**Your objective:** State how many lines of the entries hold the string "Aware". Reply with the number alone.

--- Data provided ---

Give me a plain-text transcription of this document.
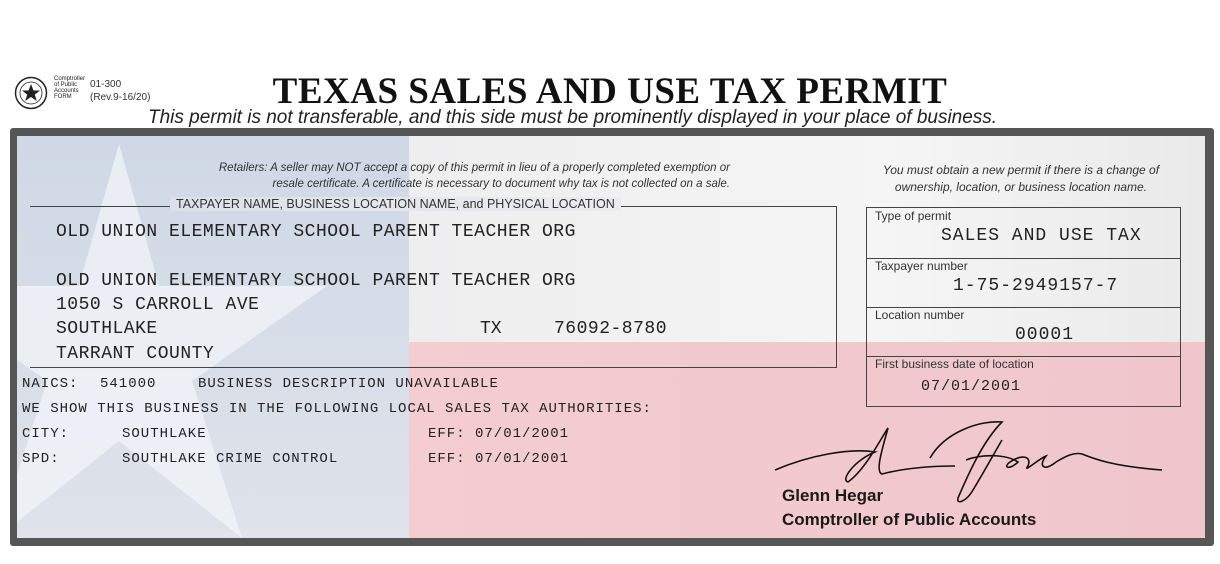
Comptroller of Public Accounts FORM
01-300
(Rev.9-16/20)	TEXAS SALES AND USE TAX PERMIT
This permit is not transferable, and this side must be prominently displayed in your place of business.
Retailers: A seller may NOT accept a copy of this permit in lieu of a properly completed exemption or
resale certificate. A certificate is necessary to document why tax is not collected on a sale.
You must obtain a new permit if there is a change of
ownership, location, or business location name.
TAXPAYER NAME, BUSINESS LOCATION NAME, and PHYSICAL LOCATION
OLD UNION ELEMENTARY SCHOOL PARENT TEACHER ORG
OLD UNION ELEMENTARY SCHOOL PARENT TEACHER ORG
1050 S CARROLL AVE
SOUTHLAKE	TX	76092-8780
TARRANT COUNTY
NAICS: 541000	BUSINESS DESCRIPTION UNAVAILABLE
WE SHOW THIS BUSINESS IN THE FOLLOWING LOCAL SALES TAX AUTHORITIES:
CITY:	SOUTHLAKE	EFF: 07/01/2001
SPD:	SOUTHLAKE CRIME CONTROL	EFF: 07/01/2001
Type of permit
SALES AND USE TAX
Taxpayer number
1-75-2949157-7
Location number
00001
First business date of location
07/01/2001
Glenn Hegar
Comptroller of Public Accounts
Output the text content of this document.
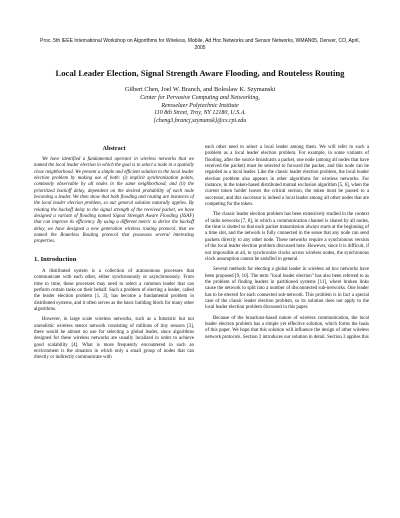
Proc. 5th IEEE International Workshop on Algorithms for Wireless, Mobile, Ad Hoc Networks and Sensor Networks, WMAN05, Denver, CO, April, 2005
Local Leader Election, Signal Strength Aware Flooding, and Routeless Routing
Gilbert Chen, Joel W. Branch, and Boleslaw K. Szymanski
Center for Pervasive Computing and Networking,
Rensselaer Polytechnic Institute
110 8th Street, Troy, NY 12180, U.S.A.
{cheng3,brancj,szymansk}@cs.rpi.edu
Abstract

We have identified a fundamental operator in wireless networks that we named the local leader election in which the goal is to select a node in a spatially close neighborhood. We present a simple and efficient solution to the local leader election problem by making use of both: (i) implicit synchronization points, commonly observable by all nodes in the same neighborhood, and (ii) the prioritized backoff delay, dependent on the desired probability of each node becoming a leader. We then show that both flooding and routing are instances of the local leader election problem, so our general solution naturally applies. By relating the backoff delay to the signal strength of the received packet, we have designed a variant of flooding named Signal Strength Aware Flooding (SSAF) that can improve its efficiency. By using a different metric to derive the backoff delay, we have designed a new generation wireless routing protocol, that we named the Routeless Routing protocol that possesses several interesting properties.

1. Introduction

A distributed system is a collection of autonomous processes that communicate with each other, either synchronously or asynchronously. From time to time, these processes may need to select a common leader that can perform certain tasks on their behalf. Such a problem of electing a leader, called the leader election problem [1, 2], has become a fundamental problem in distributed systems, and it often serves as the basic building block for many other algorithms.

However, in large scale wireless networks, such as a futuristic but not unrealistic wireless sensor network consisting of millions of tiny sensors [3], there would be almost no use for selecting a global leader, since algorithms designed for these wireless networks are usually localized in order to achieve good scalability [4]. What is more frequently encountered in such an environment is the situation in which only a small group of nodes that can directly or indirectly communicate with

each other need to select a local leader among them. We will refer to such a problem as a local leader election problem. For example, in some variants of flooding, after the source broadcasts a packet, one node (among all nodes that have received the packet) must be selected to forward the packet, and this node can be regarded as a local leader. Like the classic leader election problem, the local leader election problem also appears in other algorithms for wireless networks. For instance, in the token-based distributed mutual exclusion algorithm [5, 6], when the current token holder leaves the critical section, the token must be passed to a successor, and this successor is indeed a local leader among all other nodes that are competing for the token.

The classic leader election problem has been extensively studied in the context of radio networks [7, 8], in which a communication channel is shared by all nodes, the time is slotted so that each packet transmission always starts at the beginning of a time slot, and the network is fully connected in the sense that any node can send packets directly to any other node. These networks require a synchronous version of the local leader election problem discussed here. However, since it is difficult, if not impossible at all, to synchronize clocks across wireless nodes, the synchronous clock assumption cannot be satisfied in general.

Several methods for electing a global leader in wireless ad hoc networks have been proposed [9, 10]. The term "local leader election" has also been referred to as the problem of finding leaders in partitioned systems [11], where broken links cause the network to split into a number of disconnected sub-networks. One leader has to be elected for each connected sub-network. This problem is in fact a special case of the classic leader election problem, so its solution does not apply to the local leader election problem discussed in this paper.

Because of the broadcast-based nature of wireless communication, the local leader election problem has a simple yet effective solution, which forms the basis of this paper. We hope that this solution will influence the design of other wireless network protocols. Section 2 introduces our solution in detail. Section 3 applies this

---
--- Data provided ---

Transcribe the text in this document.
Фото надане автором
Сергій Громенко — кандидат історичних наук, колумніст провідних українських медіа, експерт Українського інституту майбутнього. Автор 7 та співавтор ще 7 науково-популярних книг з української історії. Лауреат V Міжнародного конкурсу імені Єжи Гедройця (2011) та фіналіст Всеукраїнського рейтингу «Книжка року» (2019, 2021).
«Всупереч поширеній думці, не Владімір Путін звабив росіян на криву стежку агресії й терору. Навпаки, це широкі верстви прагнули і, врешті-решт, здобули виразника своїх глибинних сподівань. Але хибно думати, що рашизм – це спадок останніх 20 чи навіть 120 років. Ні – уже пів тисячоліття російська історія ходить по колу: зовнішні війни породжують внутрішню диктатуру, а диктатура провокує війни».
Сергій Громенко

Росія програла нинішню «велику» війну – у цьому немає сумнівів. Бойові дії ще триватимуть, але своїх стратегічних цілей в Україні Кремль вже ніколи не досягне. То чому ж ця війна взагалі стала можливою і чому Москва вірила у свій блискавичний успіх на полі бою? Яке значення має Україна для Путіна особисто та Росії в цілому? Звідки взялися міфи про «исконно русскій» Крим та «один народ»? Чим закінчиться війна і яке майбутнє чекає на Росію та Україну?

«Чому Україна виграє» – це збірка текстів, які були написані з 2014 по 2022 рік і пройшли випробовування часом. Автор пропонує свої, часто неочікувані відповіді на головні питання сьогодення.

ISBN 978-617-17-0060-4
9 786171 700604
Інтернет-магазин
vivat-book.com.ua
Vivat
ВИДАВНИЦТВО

---
--- Data provided ---

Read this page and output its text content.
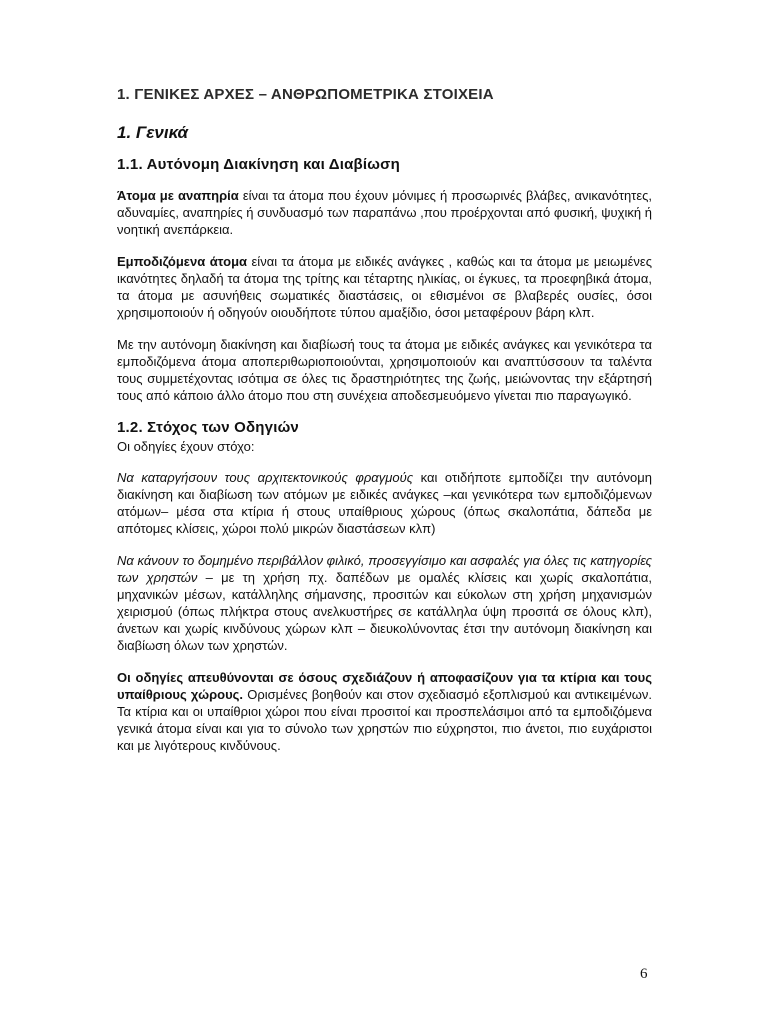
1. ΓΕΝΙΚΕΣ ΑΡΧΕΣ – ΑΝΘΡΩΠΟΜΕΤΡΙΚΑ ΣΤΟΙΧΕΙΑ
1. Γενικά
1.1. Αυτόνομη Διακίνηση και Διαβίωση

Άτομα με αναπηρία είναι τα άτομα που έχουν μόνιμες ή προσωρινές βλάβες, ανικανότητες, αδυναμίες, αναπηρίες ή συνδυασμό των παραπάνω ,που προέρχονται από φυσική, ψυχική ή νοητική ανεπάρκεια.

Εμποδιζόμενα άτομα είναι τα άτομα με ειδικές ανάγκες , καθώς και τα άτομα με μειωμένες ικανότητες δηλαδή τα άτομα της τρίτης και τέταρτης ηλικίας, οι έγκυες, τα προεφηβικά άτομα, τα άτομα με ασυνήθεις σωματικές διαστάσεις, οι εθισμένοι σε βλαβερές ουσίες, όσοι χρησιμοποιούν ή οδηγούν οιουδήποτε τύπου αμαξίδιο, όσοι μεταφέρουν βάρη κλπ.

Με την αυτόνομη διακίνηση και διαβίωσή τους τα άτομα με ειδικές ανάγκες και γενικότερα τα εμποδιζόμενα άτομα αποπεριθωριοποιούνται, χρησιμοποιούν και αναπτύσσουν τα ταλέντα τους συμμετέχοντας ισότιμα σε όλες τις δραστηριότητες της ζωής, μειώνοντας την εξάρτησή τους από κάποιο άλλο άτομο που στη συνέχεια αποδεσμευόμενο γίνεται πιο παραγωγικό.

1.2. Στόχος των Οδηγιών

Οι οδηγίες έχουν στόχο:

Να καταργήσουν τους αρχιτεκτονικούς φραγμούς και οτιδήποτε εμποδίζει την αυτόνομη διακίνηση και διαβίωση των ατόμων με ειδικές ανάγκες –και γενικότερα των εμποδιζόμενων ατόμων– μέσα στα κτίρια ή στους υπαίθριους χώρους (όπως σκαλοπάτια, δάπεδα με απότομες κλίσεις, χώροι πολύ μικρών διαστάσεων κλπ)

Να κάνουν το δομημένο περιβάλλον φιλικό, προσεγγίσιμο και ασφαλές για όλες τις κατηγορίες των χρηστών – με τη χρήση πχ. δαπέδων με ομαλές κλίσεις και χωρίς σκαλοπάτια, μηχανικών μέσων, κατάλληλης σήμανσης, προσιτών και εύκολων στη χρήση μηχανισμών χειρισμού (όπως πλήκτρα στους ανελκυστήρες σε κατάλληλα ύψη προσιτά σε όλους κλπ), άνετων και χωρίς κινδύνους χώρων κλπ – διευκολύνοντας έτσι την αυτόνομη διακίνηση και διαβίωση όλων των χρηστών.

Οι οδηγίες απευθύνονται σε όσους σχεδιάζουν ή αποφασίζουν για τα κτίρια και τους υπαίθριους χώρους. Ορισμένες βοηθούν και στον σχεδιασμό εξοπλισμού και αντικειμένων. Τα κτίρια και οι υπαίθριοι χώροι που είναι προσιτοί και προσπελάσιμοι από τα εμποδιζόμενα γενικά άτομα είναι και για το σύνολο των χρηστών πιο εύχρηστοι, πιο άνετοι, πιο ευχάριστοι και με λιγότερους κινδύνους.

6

---

**Response for this exercise:** 2